Set problem: Find and copy each line of the records where the string "practical" shows up.
══════
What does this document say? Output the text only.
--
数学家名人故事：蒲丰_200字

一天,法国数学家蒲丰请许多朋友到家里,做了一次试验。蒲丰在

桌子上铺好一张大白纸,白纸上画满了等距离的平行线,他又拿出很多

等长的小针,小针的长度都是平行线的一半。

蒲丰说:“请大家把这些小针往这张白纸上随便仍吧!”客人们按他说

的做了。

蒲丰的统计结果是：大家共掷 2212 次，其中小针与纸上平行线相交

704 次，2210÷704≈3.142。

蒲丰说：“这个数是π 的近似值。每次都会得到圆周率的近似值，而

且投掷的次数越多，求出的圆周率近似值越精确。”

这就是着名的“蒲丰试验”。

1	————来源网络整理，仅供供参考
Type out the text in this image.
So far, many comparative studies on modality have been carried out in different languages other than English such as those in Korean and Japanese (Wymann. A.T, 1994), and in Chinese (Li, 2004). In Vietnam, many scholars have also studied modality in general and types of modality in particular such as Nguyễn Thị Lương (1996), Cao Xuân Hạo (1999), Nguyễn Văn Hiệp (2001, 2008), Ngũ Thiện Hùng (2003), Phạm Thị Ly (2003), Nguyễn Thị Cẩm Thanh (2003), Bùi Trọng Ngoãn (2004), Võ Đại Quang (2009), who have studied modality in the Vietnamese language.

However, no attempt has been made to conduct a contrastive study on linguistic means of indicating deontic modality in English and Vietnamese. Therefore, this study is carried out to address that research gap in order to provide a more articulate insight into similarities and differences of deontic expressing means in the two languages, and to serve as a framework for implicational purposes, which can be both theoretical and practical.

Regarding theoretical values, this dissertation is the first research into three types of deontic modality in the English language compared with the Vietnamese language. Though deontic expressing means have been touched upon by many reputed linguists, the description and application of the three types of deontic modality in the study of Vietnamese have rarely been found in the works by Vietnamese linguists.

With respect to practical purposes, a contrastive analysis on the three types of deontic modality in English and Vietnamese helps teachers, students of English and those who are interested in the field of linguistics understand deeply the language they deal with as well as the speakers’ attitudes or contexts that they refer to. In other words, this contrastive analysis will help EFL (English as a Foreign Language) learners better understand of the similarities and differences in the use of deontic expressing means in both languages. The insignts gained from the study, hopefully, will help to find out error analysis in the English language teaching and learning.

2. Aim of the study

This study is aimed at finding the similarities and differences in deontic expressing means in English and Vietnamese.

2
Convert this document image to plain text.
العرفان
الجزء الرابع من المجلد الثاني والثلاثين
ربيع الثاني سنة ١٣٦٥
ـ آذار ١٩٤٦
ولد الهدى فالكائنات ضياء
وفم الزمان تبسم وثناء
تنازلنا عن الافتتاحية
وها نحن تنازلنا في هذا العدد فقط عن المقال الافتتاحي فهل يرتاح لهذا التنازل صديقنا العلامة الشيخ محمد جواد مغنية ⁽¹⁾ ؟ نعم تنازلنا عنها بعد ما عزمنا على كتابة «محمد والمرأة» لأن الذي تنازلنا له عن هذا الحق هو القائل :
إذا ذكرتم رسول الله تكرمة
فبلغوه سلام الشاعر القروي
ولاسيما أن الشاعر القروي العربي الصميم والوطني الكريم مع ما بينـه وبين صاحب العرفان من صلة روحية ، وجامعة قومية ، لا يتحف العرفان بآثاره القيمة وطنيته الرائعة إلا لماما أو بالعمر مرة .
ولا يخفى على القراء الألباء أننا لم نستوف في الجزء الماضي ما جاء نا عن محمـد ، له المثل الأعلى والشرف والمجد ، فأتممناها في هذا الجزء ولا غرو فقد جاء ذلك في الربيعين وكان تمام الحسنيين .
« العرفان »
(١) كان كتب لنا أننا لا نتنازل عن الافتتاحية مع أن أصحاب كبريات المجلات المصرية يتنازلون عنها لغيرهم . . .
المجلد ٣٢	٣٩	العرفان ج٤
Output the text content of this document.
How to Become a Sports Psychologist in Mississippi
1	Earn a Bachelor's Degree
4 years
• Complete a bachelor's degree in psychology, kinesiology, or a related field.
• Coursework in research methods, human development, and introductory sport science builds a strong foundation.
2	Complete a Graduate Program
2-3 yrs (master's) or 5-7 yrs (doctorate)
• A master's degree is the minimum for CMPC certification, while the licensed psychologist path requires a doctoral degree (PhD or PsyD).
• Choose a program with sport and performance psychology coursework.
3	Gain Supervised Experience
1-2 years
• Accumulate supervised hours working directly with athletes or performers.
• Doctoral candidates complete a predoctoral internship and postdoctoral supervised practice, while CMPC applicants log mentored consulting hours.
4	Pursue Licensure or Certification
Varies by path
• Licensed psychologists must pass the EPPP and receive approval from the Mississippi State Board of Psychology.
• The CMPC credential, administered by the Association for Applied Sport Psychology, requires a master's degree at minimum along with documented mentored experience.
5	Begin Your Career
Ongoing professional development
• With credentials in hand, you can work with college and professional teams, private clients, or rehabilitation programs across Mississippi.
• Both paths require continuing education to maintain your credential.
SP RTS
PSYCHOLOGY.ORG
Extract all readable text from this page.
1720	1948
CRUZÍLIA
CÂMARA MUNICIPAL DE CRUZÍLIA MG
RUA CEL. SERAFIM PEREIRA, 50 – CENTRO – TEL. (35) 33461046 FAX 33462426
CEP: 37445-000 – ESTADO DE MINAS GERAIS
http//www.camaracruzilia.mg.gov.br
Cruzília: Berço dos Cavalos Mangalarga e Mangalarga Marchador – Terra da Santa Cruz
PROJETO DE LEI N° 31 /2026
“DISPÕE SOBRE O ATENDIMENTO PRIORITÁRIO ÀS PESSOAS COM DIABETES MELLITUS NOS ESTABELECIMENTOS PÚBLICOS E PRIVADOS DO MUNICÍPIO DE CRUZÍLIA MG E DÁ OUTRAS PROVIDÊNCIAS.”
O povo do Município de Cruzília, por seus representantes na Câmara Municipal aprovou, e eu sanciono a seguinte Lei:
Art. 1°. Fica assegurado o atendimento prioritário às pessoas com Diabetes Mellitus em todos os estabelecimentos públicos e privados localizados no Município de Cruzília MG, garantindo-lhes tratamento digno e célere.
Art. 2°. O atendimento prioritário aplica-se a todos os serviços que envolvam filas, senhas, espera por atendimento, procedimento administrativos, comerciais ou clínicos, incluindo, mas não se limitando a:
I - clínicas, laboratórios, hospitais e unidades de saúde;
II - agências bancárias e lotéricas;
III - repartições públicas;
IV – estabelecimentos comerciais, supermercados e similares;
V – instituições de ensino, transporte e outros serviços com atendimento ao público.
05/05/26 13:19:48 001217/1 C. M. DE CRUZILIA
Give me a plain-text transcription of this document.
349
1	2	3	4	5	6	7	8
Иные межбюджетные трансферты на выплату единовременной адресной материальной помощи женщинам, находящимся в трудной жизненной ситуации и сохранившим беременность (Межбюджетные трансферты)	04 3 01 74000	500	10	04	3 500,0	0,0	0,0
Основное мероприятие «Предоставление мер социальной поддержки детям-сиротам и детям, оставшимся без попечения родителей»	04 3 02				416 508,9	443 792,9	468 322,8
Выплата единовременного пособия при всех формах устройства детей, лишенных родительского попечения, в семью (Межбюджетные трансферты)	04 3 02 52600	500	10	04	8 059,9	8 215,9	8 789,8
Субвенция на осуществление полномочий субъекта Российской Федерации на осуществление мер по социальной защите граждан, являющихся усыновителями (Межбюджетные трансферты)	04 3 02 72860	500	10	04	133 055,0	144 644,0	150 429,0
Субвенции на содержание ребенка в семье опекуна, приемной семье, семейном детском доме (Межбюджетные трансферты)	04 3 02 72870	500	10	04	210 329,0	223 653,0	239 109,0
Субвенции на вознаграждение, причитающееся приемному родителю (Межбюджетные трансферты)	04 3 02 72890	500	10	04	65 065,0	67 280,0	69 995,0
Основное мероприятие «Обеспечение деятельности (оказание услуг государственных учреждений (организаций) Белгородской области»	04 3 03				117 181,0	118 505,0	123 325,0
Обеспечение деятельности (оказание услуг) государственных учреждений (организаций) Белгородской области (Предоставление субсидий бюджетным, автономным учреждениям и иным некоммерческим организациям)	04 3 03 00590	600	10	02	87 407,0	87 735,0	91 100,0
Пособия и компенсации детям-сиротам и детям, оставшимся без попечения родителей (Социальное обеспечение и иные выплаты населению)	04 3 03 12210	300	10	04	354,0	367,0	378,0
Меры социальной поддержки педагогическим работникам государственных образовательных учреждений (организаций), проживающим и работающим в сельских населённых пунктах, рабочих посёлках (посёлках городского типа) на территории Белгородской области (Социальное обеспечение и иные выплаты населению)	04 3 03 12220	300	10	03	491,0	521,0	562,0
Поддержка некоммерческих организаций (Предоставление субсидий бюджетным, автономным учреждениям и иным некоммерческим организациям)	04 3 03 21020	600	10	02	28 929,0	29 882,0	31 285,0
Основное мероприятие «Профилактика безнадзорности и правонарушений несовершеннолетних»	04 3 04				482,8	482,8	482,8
══════
Result below:
However, no attempt has been made to conduct a contrastive study on linguistic means of indicating deontic modality in English and Vietnamese. Therefore, this study is carried out to address that research gap in order to provide a more articulate insight into similarities and differences of deontic expressing means in the two languages, and to serve as a framework for implicational purposes, which can be both theoretical and practical.
With respect to practical purposes, a contrastive analysis on the three types of deontic modality in English and Vietnamese helps teachers, students of English and those who are interested in the field of linguistics understand deeply the language they deal with as well as the speakers’ attitudes or contexts that they refer to. In other words, this contrastive analysis will help EFL (English as a Foreign Language) learners better understand of the similarities and differences in the use of deontic expressing means in both languages. The insignts gained from the study, hopefully, will help to find out error analysis in the English language teaching and learning.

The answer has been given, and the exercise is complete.